## BEGIN Provided records

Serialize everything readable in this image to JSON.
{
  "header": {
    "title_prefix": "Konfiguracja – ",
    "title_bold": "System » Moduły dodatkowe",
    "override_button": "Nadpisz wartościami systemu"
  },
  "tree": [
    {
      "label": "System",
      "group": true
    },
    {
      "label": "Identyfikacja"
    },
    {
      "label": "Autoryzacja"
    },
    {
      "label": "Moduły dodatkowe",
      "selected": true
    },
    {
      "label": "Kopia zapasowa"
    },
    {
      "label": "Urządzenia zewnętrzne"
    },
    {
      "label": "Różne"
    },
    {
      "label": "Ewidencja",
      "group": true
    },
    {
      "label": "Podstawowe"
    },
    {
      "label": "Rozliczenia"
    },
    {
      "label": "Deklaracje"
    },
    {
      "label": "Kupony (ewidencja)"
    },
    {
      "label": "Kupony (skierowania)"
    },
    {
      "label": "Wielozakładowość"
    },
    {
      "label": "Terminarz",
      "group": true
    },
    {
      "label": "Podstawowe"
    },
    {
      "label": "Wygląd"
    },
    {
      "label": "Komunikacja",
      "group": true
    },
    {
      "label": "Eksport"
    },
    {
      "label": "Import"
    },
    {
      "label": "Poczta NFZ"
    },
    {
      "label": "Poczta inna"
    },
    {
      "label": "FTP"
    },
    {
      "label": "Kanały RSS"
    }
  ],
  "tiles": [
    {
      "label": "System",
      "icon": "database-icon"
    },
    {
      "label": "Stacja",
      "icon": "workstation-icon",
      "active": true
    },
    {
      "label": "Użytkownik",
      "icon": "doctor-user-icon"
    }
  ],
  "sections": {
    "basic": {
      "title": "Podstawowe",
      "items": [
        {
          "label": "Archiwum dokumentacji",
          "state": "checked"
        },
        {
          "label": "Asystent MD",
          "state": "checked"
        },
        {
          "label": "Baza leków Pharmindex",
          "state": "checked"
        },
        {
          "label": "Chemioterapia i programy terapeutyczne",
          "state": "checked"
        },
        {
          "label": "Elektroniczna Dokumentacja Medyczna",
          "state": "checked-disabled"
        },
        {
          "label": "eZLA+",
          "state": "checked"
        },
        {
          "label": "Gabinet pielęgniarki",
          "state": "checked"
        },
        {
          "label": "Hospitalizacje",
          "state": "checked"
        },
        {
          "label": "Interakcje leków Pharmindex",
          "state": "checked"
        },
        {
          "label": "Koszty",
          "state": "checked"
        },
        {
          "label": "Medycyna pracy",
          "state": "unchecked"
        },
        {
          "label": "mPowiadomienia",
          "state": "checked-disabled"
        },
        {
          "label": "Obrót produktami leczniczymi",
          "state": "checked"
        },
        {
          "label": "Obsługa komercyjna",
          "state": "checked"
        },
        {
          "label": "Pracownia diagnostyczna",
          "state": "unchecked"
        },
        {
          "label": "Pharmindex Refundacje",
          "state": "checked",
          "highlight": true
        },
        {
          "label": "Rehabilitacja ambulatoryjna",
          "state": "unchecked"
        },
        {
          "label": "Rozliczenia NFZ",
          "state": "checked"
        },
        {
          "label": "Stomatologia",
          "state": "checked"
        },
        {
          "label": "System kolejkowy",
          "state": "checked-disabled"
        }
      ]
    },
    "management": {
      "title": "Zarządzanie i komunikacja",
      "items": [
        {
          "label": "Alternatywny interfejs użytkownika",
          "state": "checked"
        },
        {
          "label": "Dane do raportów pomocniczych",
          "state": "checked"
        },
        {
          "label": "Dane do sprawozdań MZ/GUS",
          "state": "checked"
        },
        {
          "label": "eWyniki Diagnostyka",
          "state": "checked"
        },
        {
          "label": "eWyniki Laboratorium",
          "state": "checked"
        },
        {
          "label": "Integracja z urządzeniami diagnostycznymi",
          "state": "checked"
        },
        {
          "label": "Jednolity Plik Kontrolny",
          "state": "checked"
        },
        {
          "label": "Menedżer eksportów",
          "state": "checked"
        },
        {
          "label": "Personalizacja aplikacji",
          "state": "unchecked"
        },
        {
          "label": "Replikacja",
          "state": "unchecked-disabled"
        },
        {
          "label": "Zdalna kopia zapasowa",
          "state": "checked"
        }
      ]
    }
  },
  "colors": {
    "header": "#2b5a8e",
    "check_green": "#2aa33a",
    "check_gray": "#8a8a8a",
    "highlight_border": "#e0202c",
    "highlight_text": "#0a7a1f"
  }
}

## END Provided records

Retype the records above exactly.

(Full answer)
Serialize everything readable in this image to JSON.
{
  "header": {
    "title_prefix": "Konfiguracja – ",
    "title_bold": "System » Moduły dodatkowe",
    "override_button": "Nadpisz wartościami systemu"
  },
  "tree": [
    {
      "label": "System",
      "group": true
    },
    {
      "label": "Identyfikacja"
    },
    {
      "label": "Autoryzacja"
    },
    {
      "label": "Moduły dodatkowe",
      "selected": true
    },
    {
      "label": "Kopia zapasowa"
    },
    {
      "label": "Urządzenia zewnętrzne"
    },
    {
      "label": "Różne"
    },
    {
      "label": "Ewidencja",
      "group": true
    },
    {
      "label": "Podstawowe"
    },
    {
      "label": "Rozliczenia"
    },
    {
      "label": "Deklaracje"
    },
    {
      "label": "Kupony (ewidencja)"
    },
    {
      "label": "Kupony (skierowania)"
    },
    {
      "label": "Wielozakładowość"
    },
    {
      "label": "Terminarz",
      "group": true
    },
    {
      "label": "Podstawowe"
    },
    {
      "label": "Wygląd"
    },
    {
      "label": "Komunikacja",
      "group": true
    },
    {
      "label": "Eksport"
    },
    {
      "label": "Import"
    },
    {
      "label": "Poczta NFZ"
    },
    {
      "label": "Poczta inna"
    },
    {
      "label": "FTP"
    },
    {
      "label": "Kanały RSS"
    }
  ],
  "tiles": [
    {
      "label": "System",
      "icon": "database-icon"
    },
    {
      "label": "Stacja",
      "icon": "workstation-icon",
      "active": true
    },
    {
      "label": "Użytkownik",
      "icon": "doctor-user-icon"
    }
  ],
  "sections": {
    "basic": {
      "title": "Podstawowe",
      "items": [
        {
          "label": "Archiwum dokumentacji",
          "state": "checked"
        },
        {
          "label": "Asystent MD",
          "state": "checked"
        },
        {
          "label": "Baza leków Pharmindex",
          "state": "checked"
        },
        {
          "label": "Chemioterapia i programy terapeutyczne",
          "state": "checked"
        },
        {
          "label": "Elektroniczna Dokumentacja Medyczna",
          "state": "checked-disabled"
        },
        {
          "label": "eZLA+",
          "state": "checked"
        },
        {
          "label": "Gabinet pielęgniarki",
          "state": "checked"
        },
        {
          "label": "Hospitalizacje",
          "state": "checked"
        },
        {
          "label": "Interakcje leków Pharmindex",
          "state": "checked"
        },
        {
          "label": "Koszty",
          "state": "checked"
        },
        {
          "label": "Medycyna pracy",
          "state": "unchecked"
        },
        {
          "label": "mPowiadomienia",
          "state": "checked-disabled"
        },
        {
          "label": "Obrót produktami leczniczymi",
          "state": "checked"
        },
        {
          "label": "Obsługa komercyjna",
          "state": "checked"
        },
        {
          "label": "Pracownia diagnostyczna",
          "state": "unchecked"
        },
        {
          "label": "Pharmindex Refundacje",
          "state": "checked",
          "highlight": true
        },
        {
          "label": "Rehabilitacja ambulatoryjna",
          "state": "unchecked"
        },
        {
          "label": "Rozliczenia NFZ",
          "state": "checked"
        },
        {
          "label": "Stomatologia",
          "state": "checked"
        },
        {
          "label": "System kolejkowy",
          "state": "checked-disabled"
        }
      ]
    },
    "management": {
      "title": "Zarządzanie i komunikacja",
      "items": [
        {
          "label": "Alternatywny interfejs użytkownika",
          "state": "checked"
        },
        {
          "label": "Dane do raportów pomocniczych",
          "state": "checked"
        },
        {
          "label": "Dane do sprawozdań MZ/GUS",
          "state": "checked"
        },
        {
          "label": "eWyniki Diagnostyka",
          "state": "checked"
        },
        {
          "label": "eWyniki Laboratorium",
          "state": "checked"
        },
        {
          "label": "Integracja z urządzeniami diagnostycznymi",
          "state": "checked"
        },
        {
          "label": "Jednolity Plik Kontrolny",
          "state": "checked"
        },
        {
          "label": "Menedżer eksportów",
          "state": "checked"
        },
        {
          "label": "Personalizacja aplikacji",
          "state": "unchecked"
        },
        {
          "label": "Replikacja",
          "state": "unchecked-disabled"
        },
        {
          "label": "Zdalna kopia zapasowa",
          "state": "checked"
        }
      ]
    }
  },
  "colors": {
    "header": "#2b5a8e",
    "check_green": "#2aa33a",
    "check_gray": "#8a8a8a",
    "highlight_border": "#e0202c",
    "highlight_text": "#0a7a1f"
  }
}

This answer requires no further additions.